- [What you have to do]:
All entries must be extracted exactly, with nothing added or dropped.

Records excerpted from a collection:
========

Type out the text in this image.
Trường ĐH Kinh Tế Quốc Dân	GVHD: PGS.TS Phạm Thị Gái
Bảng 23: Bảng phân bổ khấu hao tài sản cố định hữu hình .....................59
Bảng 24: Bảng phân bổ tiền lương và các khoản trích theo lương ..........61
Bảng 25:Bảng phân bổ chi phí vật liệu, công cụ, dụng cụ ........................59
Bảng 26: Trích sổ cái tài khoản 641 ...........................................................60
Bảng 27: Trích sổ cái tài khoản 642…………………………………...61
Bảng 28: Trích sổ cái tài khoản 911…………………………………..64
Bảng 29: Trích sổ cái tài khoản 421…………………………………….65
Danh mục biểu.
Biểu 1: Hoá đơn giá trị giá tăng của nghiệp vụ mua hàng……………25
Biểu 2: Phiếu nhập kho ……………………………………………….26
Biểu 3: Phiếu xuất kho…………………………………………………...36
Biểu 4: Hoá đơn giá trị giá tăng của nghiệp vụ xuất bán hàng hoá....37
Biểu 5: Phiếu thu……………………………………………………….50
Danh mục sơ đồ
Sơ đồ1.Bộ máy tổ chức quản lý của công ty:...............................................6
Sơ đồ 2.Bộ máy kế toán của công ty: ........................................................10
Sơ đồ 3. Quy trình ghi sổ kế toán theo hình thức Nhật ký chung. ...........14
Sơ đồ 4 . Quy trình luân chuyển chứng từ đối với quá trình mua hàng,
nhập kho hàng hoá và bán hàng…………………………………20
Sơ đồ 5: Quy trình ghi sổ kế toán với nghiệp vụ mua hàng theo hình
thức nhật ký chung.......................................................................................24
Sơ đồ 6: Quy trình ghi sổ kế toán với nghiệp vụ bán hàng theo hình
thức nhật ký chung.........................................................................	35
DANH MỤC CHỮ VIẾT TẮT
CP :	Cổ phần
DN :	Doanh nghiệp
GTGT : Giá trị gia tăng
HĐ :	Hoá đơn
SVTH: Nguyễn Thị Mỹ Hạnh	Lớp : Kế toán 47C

========

- [Exercise solution]:
Type out the text in this image.
Trường ĐH Kinh Tế Quốc Dân	GVHD: PGS.TS Phạm Thị Gái
Bảng 23: Bảng phân bổ khấu hao tài sản cố định hữu hình .....................59
Bảng 24: Bảng phân bổ tiền lương và các khoản trích theo lương ..........61
Bảng 25:Bảng phân bổ chi phí vật liệu, công cụ, dụng cụ ........................59
Bảng 26: Trích sổ cái tài khoản 641 ...........................................................60
Bảng 27: Trích sổ cái tài khoản 642…………………………………...61
Bảng 28: Trích sổ cái tài khoản 911…………………………………..64
Bảng 29: Trích sổ cái tài khoản 421…………………………………….65
Danh mục biểu.
Biểu 1: Hoá đơn giá trị giá tăng của nghiệp vụ mua hàng……………25
Biểu 2: Phiếu nhập kho ……………………………………………….26
Biểu 3: Phiếu xuất kho…………………………………………………...36
Biểu 4: Hoá đơn giá trị giá tăng của nghiệp vụ xuất bán hàng hoá....37
Biểu 5: Phiếu thu……………………………………………………….50
Danh mục sơ đồ
Sơ đồ1.Bộ máy tổ chức quản lý của công ty:...............................................6
Sơ đồ 2.Bộ máy kế toán của công ty: ........................................................10
Sơ đồ 3. Quy trình ghi sổ kế toán theo hình thức Nhật ký chung. ...........14
Sơ đồ 4 . Quy trình luân chuyển chứng từ đối với quá trình mua hàng,
nhập kho hàng hoá và bán hàng…………………………………20
Sơ đồ 5: Quy trình ghi sổ kế toán với nghiệp vụ mua hàng theo hình
thức nhật ký chung.......................................................................................24
Sơ đồ 6: Quy trình ghi sổ kế toán với nghiệp vụ bán hàng theo hình
thức nhật ký chung.........................................................................	35
DANH MỤC CHỮ VIẾT TẮT
CP :	Cổ phần
DN :	Doanh nghiệp
GTGT : Giá trị gia tăng
HĐ :	Hoá đơn
SVTH: Nguyễn Thị Mỹ Hạnh	Lớp : Kế toán 47C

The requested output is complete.